EXERCISE :: Select every line below containing the word "公正司法".

---- SUPPLIED ENTRIES

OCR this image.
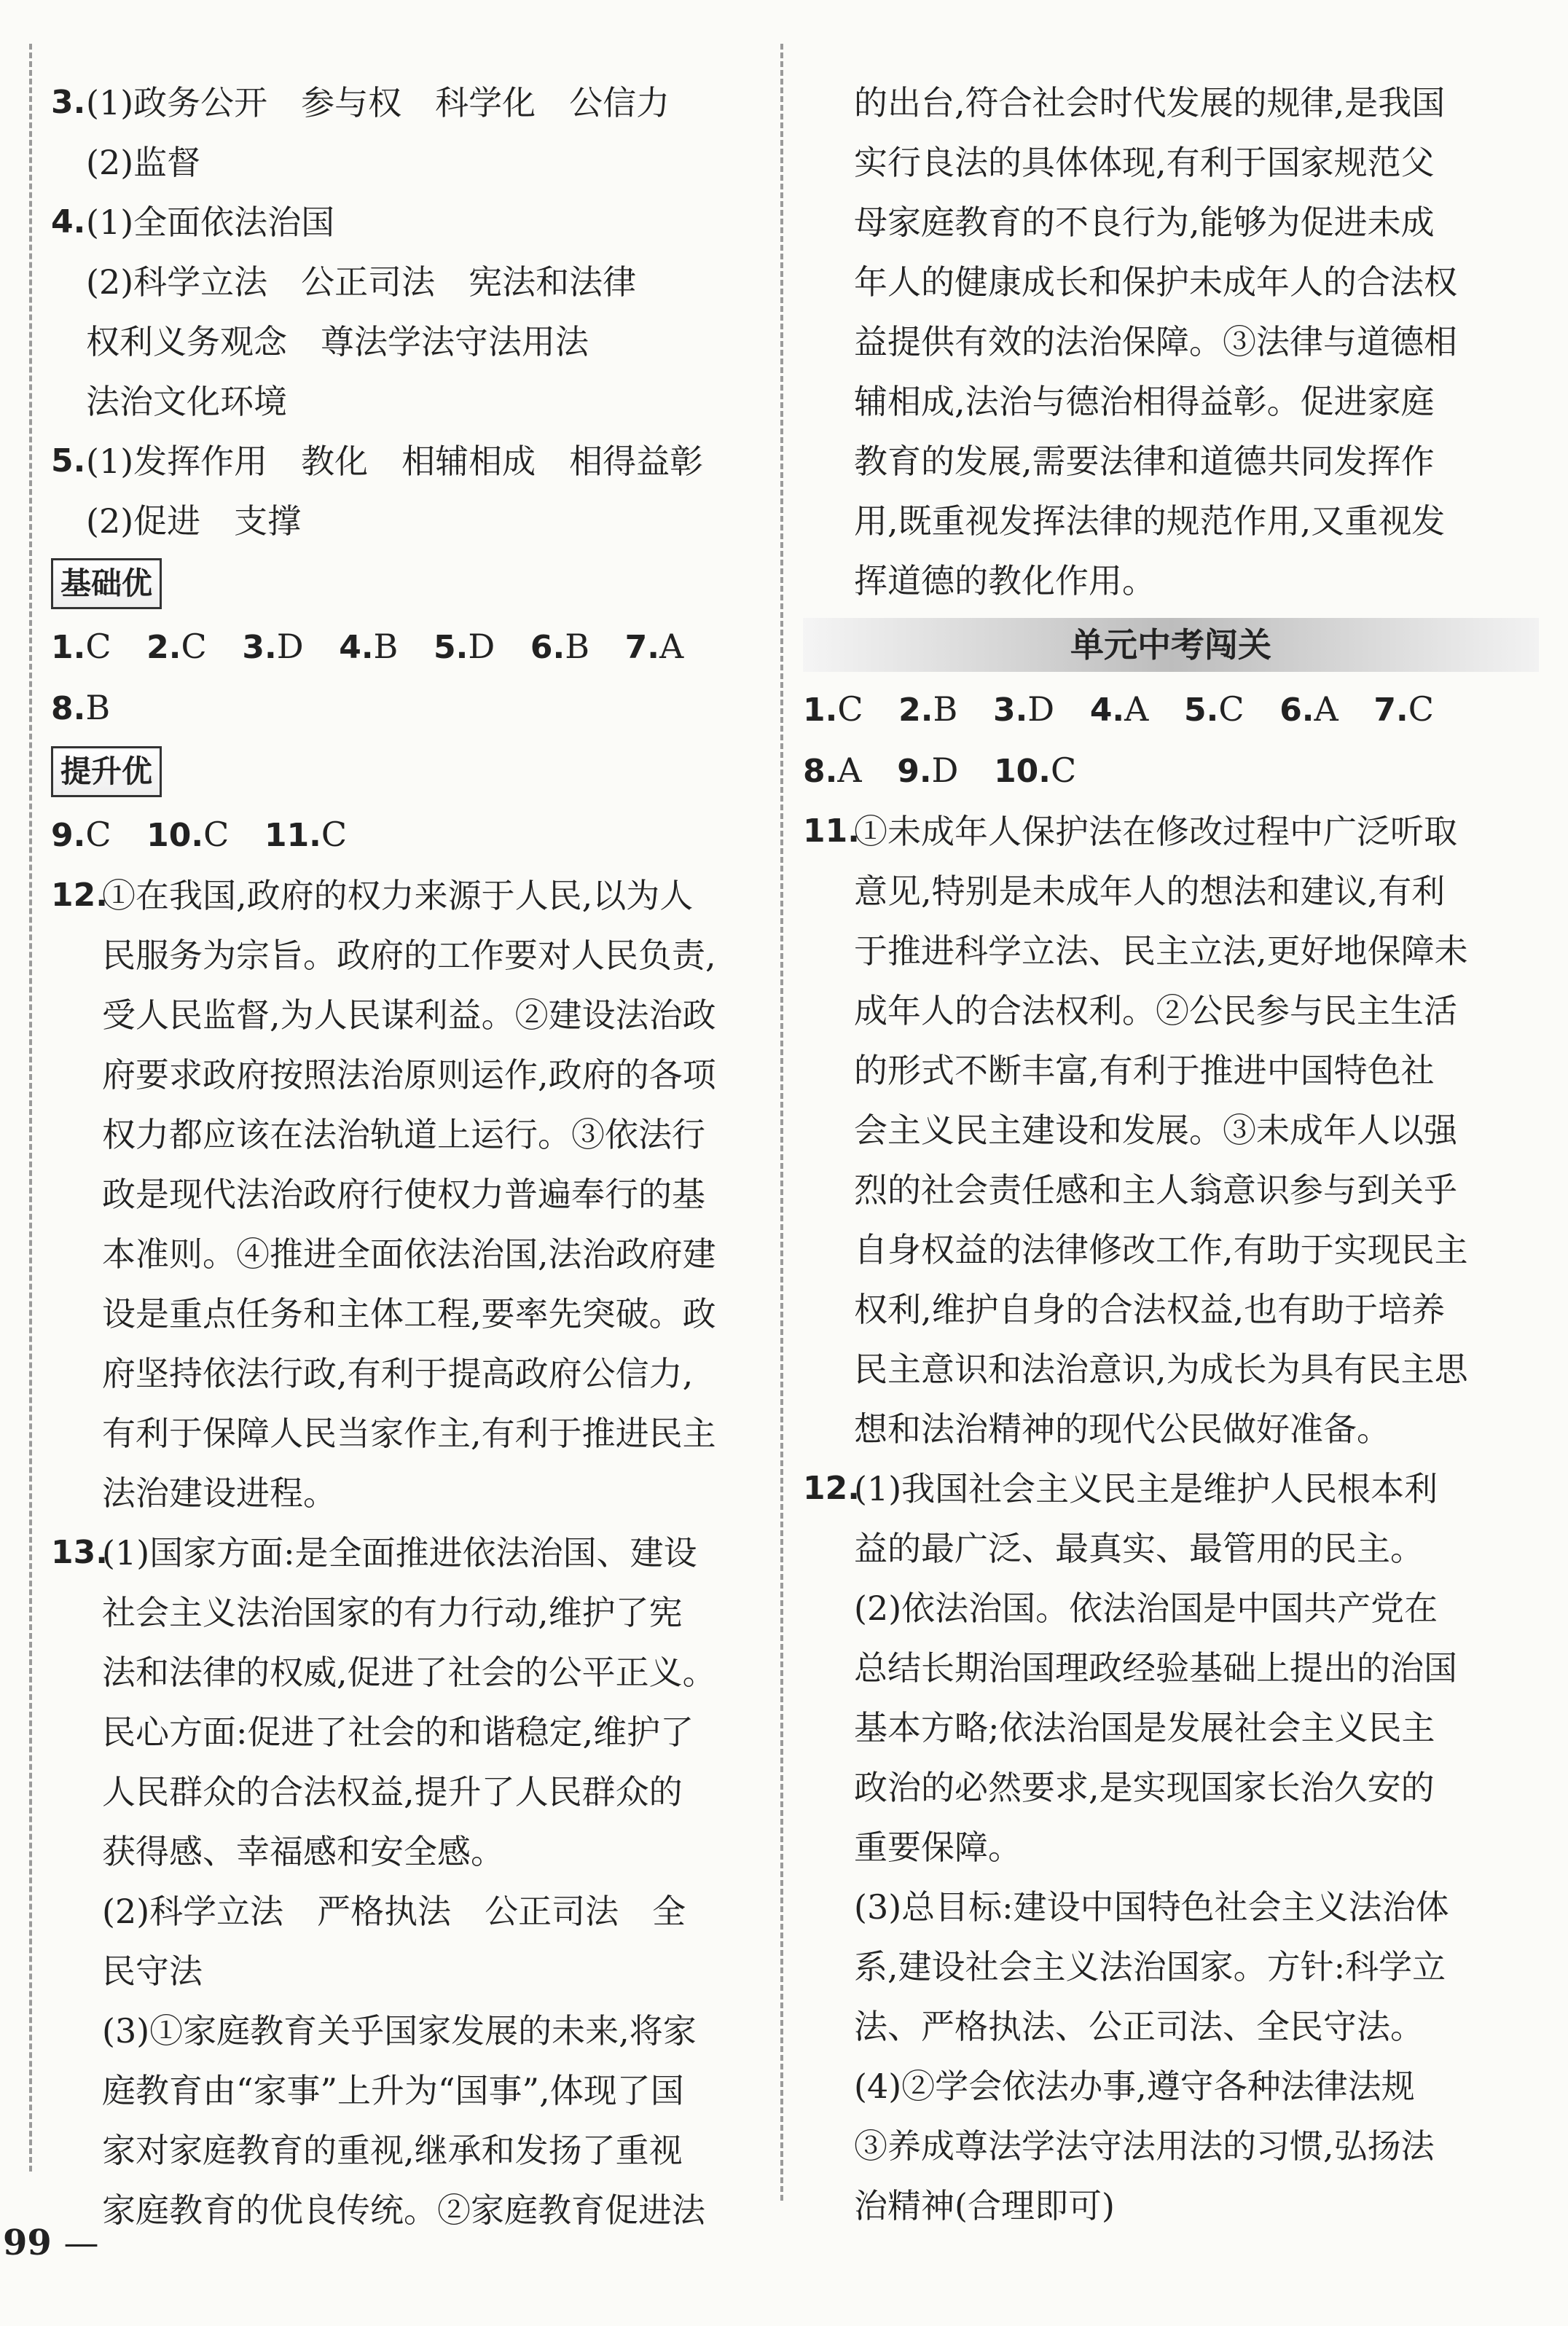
3. (1)政务公开　参与权　科学化　公信力

(2)监督

4. (1)全面依法治国

(2)科学立法　公正司法　宪法和法律

权利义务观念　尊法学法守法用法

法治文化环境

5. (1)发挥作用　教化　相辅相成　相得益彰

(2)促进　支撑

基础优
1.C 2.C 3.D 4.B 5.D 6.B 7.A 8.B
提升优
9.C 10.C 11.C
12.

①在我国,政府的权力来源于人民,以为人

民服务为宗旨。政府的工作要对人民负责,

受人民监督,为人民谋利益。②建设法治政

府要求政府按照法治原则运作,政府的各项

权力都应该在法治轨道上运行。③依法行

政是现代法治政府行使权力普遍奉行的基

本准则。④推进全面依法治国,法治政府建

设是重点任务和主体工程,要率先突破。政

府坚持依法行政,有利于提高政府公信力,

有利于保障人民当家作主,有利于推进民主

法治建设进程。

13.

(1)国家方面:是全面推进依法治国、建设

社会主义法治国家的有力行动,维护了宪

法和法律的权威,促进了社会的公平正义。

民心方面:促进了社会的和谐稳定,维护了

人民群众的合法权益,提升了人民群众的

获得感、幸福感和安全感。

(2)科学立法　严格执法　公正司法　全

民守法

(3)①家庭教育关乎国家发展的未来,将家

庭教育由“家事”上升为“国事”,体现了国

家对家庭教育的重视,继承和发扬了重视

家庭教育的优良传统。②家庭教育促进法

的出台,符合社会时代发展的规律,是我国

实行良法的具体体现,有利于国家规范父

母家庭教育的不良行为,能够为促进未成

年人的健康成长和保护未成年人的合法权

益提供有效的法治保障。③法律与道德相

辅相成,法治与德治相得益彰。促进家庭

教育的发展,需要法律和道德共同发挥作

用,既重视发挥法律的规范作用,又重视发

挥道德的教化作用。

单元中考闯关
1.C 2.B 3.D 4.A 5.C 6.A 7.C
8.A 9.D 10.C
11.

①未成年人保护法在修改过程中广泛听取

意见,特别是未成年人的想法和建议,有利

于推进科学立法、民主立法,更好地保障未

成年人的合法权利。②公民参与民主生活

的形式不断丰富,有利于推进中国特色社

会主义民主建设和发展。③未成年人以强

烈的社会责任感和主人翁意识参与到关乎

自身权益的法律修改工作,有助于实现民主

权利,维护自身的合法权益,也有助于培养

民主意识和法治意识,为成长为具有民主思

想和法治精神的现代公民做好准备。

12.

(1)我国社会主义民主是维护人民根本利

益的最广泛、最真实、最管用的民主。

(2)依法治国。依法治国是中国共产党在

总结长期治国理政经验基础上提出的治国

基本方略;依法治国是发展社会主义民主

政治的必然要求,是实现国家长治久安的

重要保障。

(3)总目标:建设中国特色社会主义法治体

系,建设社会主义法治国家。方针:科学立

法、严格执法、公正司法、全民守法。

(4)②学会依法办事,遵守各种法律法规

③养成尊法学法守法用法的习惯,弘扬法

治精神(合理即可)

99 —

--------

WRITTEN RESPONSE ::
(2)科学立法　公正司法　宪法和法律
(2)科学立法　严格执法　公正司法　全
法、严格执法、公正司法、全民守法。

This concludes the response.